-- Start of RECORDS FOR PROCESSING --

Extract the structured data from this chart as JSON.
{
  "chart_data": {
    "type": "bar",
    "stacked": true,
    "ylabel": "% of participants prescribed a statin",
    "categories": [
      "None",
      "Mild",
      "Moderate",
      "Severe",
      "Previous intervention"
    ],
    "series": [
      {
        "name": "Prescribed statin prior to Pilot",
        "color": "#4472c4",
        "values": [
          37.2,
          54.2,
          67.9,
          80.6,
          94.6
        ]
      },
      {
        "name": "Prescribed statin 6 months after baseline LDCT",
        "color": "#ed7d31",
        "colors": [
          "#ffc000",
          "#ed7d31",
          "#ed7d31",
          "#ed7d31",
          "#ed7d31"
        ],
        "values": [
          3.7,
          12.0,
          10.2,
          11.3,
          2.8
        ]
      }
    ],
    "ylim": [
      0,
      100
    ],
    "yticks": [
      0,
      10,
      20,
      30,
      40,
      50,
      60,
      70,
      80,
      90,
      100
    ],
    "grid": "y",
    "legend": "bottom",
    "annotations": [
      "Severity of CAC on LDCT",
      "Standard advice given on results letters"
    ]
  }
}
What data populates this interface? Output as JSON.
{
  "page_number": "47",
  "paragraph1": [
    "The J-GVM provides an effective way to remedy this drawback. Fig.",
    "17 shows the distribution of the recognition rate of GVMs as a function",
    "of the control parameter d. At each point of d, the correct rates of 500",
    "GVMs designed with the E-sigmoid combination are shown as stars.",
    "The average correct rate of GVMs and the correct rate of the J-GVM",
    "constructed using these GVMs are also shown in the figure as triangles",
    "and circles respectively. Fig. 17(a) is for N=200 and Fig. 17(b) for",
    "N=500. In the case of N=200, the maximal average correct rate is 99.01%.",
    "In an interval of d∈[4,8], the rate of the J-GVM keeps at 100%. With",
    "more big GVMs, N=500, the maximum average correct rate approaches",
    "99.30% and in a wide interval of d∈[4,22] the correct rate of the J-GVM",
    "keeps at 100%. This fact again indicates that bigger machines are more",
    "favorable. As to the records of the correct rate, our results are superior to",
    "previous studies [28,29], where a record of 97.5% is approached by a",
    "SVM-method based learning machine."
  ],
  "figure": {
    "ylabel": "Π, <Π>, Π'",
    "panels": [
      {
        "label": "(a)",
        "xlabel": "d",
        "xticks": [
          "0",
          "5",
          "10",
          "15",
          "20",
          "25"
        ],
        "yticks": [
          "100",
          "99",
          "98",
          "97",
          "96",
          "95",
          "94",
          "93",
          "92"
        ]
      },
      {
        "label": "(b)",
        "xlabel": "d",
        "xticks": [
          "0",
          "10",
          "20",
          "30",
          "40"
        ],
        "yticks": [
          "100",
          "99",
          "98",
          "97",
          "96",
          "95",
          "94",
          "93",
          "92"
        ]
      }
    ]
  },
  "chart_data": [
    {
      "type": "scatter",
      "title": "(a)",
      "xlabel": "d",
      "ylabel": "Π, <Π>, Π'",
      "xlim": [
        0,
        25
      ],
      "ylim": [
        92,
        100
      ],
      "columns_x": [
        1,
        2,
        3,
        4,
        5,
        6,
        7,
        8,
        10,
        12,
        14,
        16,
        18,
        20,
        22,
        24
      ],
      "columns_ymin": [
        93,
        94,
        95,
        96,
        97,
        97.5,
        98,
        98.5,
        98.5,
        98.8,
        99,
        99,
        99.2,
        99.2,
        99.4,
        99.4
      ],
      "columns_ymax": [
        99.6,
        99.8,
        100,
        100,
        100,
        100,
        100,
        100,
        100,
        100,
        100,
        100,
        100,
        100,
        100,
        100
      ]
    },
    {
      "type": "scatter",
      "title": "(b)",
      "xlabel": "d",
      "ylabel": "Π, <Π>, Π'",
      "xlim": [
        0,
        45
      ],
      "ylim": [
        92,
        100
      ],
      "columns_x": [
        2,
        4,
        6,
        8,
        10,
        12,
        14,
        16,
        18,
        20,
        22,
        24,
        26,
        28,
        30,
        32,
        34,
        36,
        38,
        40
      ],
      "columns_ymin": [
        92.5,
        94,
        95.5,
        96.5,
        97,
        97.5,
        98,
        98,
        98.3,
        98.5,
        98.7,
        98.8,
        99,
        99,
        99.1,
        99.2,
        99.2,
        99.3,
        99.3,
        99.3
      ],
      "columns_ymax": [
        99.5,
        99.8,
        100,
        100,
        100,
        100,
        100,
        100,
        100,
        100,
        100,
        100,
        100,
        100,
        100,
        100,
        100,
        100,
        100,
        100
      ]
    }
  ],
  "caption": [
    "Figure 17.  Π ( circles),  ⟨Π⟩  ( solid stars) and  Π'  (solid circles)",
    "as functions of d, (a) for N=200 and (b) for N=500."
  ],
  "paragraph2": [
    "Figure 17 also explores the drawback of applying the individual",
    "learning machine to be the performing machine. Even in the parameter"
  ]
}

-- End of RECORDS FOR PROCESSING --

> _WRITTEN INSTRUCTION_
Looking at the entries above, say how many lines contain the word "interval". Only the number is wanted.

> _FULL ANSWER_
2